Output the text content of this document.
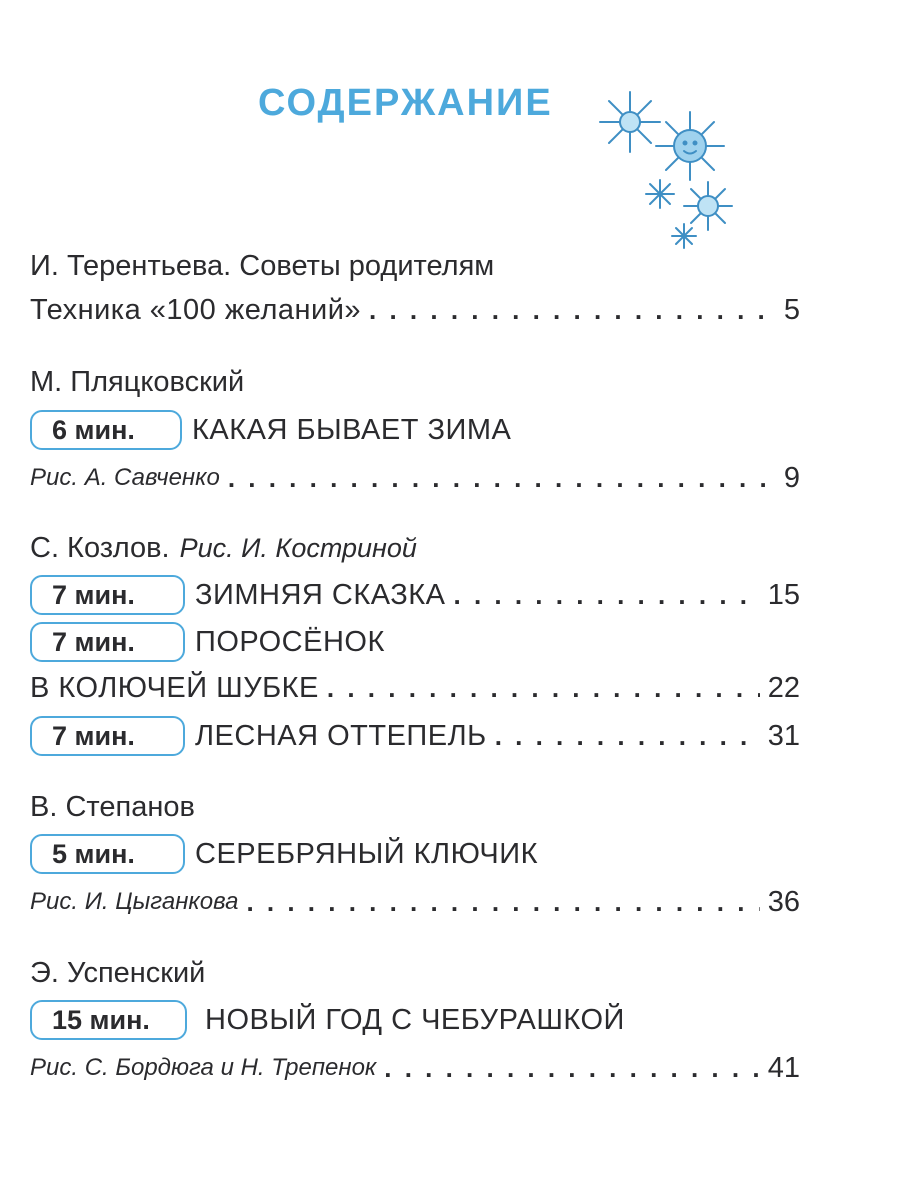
СОДЕРЖАНИЕ
И. Терентьева. Советы родителям
Техника «100 желаний» . . .	5
М. Пляцковский
6 мин.	КАКАЯ БЫВАЕТ ЗИМА
Рис. А. Савченко . . .	9
С. Козлов. Рис. И. Костриной
7 мин.	ЗИМНЯЯ СКАЗКА . . .	15
7 мин.	ПОРОСЁНОК
В КОЛЮЧЕЙ ШУБКЕ . . .	22
7 мин.	ЛЕСНАЯ ОТТЕПЕЛЬ . . .	31
В. Степанов
5 мин.	СЕРЕБРЯНЫЙ КЛЮЧИК
Рис. И. Цыганкова . . .	36
Э. Успенский
15 мин.	НОВЫЙ ГОД С ЧЕБУРАШКОЙ
Рис. С. Бордюга и Н. Трепенок . . .	41
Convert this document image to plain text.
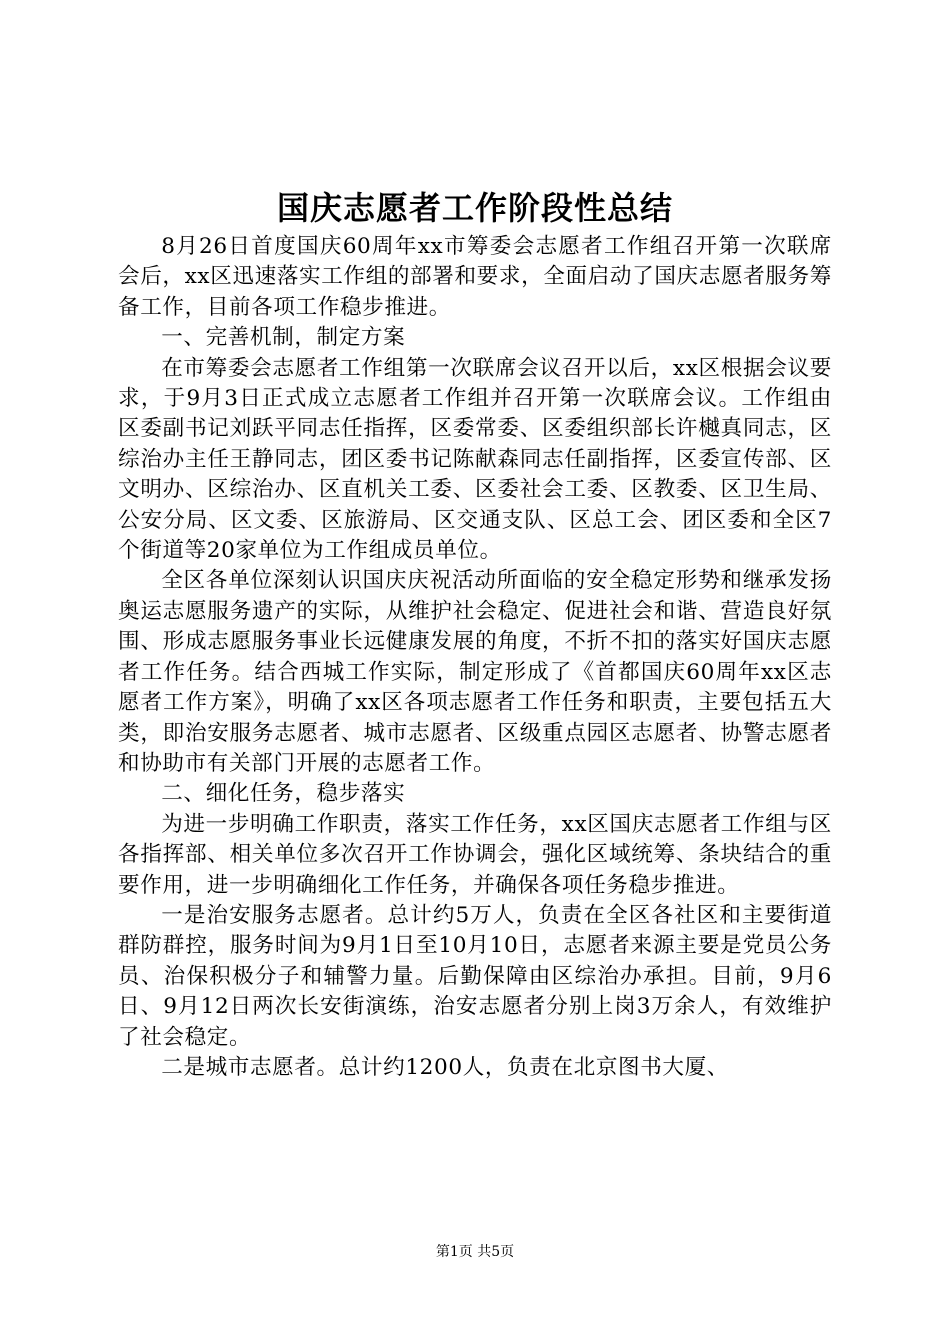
国庆志愿者工作阶段性总结

8月26日首度国庆60周年xx市筹委会志愿者工作组召开第一次联席会后，xx区迅速落实工作组的部署和要求，全面启动了国庆志愿者服务筹备工作，目前各项工作稳步推进。

一、完善机制，制定方案

在市筹委会志愿者工作组第一次联席会议召开以后，xx区根据会议要求，于9月3日正式成立志愿者工作组并召开第一次联席会议。工作组由区委副书记刘跃平同志任指挥，区委常委、区委组织部长许樾真同志，区综治办主任王静同志，团区委书记陈献森同志任副指挥，区委宣传部、区文明办、区综治办、区直机关工委、区委社会工委、区教委、区卫生局、公安分局、区文委、区旅游局、区交通支队、区总工会、团区委和全区7个街道等20家单位为工作组成员单位。

全区各单位深刻认识国庆庆祝活动所面临的安全稳定形势和继承发扬奥运志愿服务遗产的实际，从维护社会稳定、促进社会和谐、营造良好氛围、形成志愿服务事业长远健康发展的角度，不折不扣的落实好国庆志愿者工作任务。结合西城工作实际，制定形成了《首都国庆60周年xx区志愿者工作方案》，明确了xx区各项志愿者工作任务和职责，主要包括五大类，即治安服务志愿者、城市志愿者、区级重点园区志愿者、协警志愿者和协助市有关部门开展的志愿者工作。

二、细化任务，稳步落实

为进一步明确工作职责，落实工作任务，xx区国庆志愿者工作组与区各指挥部、相关单位多次召开工作协调会，强化区域统筹、条块结合的重要作用，进一步明确细化工作任务，并确保各项任务稳步推进。

一是治安服务志愿者。总计约5万人，负责在全区各社区和主要街道群防群控，服务时间为9月1日至10月10日，志愿者来源主要是党员公务员、治保积极分子和辅警力量。后勤保障由区综治办承担。目前，9月6日、9月12日两次长安街演练，治安志愿者分别上岗3万余人，有效维护了社会稳定。

二是城市志愿者。总计约1200人，负责在北京图书大厦、

第1页 共5页
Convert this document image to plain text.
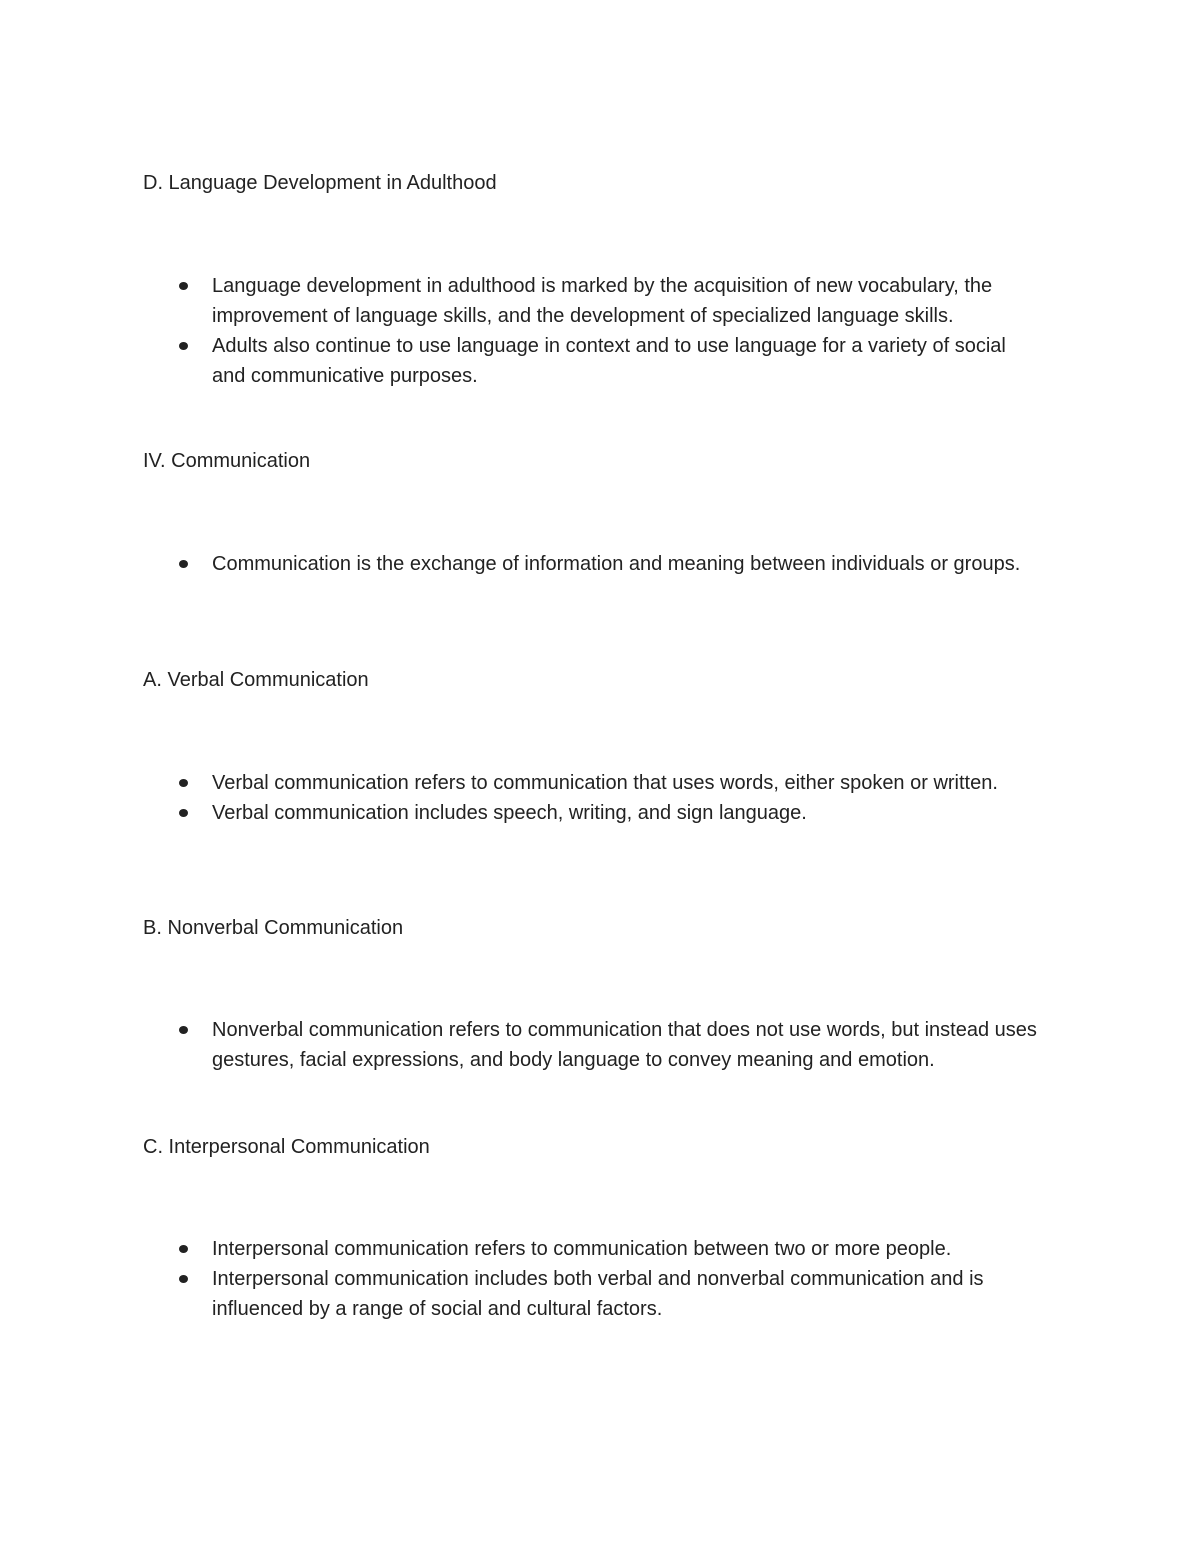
D. Language Development in Adulthood
Language development in adulthood is marked by the acquisition of new vocabulary, the improvement of language skills, and the development of specialized language skills.
Adults also continue to use language in context and to use language for a variety of social and communicative purposes.
IV. Communication
Communication is the exchange of information and meaning between individuals or groups.
A. Verbal Communication
Verbal communication refers to communication that uses words, either spoken or written.
Verbal communication includes speech, writing, and sign language.
B. Nonverbal Communication
Nonverbal communication refers to communication that does not use words, but instead uses gestures, facial expressions, and body language to convey meaning and emotion.
C. Interpersonal Communication
Interpersonal communication refers to communication between two or more people.
Interpersonal communication includes both verbal and nonverbal communication and is influenced by a range of social and cultural factors.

Stated problem:
Reproduce all of the data exactly; the pictures do not belong in the copy.

Exercise result:
Output the text content of this document.
СОДЕРЖАНИЕ
И. Терентьева. Советы родителям
Техника «100 желаний» . . .	5
М. Пляцковский
6 мин.	КАКАЯ БЫВАЕТ ЗИМА
Рис. А. Савченко . . .	9
С. Козлов. Рис. И. Костриной
7 мин.	ЗИМНЯЯ СКАЗКА . . .	15
7 мин.	ПОРОСЁНОК
В КОЛЮЧЕЙ ШУБКЕ . . .	22
7 мин.	ЛЕСНАЯ ОТТЕПЕЛЬ . . .	31
В. Степанов
5 мин.	СЕРЕБРЯНЫЙ КЛЮЧИК
Рис. И. Цыганкова . . .	36
Э. Успенский
15 мин.	НОВЫЙ ГОД С ЧЕБУРАШКОЙ
Рис. С. Бордюга и Н. Трепенок . . .	41
Convert this document image to plain text.
国庆志愿者工作阶段性总结

8月26日首度国庆60周年xx市筹委会志愿者工作组召开第一次联席会后，xx区迅速落实工作组的部署和要求，全面启动了国庆志愿者服务筹备工作，目前各项工作稳步推进。

一、完善机制，制定方案

在市筹委会志愿者工作组第一次联席会议召开以后，xx区根据会议要求，于9月3日正式成立志愿者工作组并召开第一次联席会议。工作组由区委副书记刘跃平同志任指挥，区委常委、区委组织部长许樾真同志，区综治办主任王静同志，团区委书记陈献森同志任副指挥，区委宣传部、区文明办、区综治办、区直机关工委、区委社会工委、区教委、区卫生局、公安分局、区文委、区旅游局、区交通支队、区总工会、团区委和全区7个街道等20家单位为工作组成员单位。

全区各单位深刻认识国庆庆祝活动所面临的安全稳定形势和继承发扬奥运志愿服务遗产的实际，从维护社会稳定、促进社会和谐、营造良好氛围、形成志愿服务事业长远健康发展的角度，不折不扣的落实好国庆志愿者工作任务。结合西城工作实际，制定形成了《首都国庆60周年xx区志愿者工作方案》，明确了xx区各项志愿者工作任务和职责，主要包括五大类，即治安服务志愿者、城市志愿者、区级重点园区志愿者、协警志愿者和协助市有关部门开展的志愿者工作。

二、细化任务，稳步落实

为进一步明确工作职责，落实工作任务，xx区国庆志愿者工作组与区各指挥部、相关单位多次召开工作协调会，强化区域统筹、条块结合的重要作用，进一步明确细化工作任务，并确保各项任务稳步推进。

一是治安服务志愿者。总计约5万人，负责在全区各社区和主要街道群防群控，服务时间为9月1日至10月10日，志愿者来源主要是党员公务员、治保积极分子和辅警力量。后勤保障由区综治办承担。目前，9月6日、9月12日两次长安街演练，治安志愿者分别上岗3万余人，有效维护了社会稳定。

二是城市志愿者。总计约1200人，负责在北京图书大厦、

第1页 共5页
Convert this document image to plain text.
D. Language Development in Adulthood
Language development in adulthood is marked by the acquisition of new vocabulary, the improvement of language skills, and the development of specialized language skills.
Adults also continue to use language in context and to use language for a variety of social and communicative purposes.
IV. Communication
Communication is the exchange of information and meaning between individuals or groups.
A. Verbal Communication
Verbal communication refers to communication that uses words, either spoken or written.
Verbal communication includes speech, writing, and sign language.
B. Nonverbal Communication
Nonverbal communication refers to communication that does not use words, but instead uses gestures, facial expressions, and body language to convey meaning and emotion.
C. Interpersonal Communication
Interpersonal communication refers to communication between two or more people.
Interpersonal communication includes both verbal and nonverbal communication and is influenced by a range of social and cultural factors.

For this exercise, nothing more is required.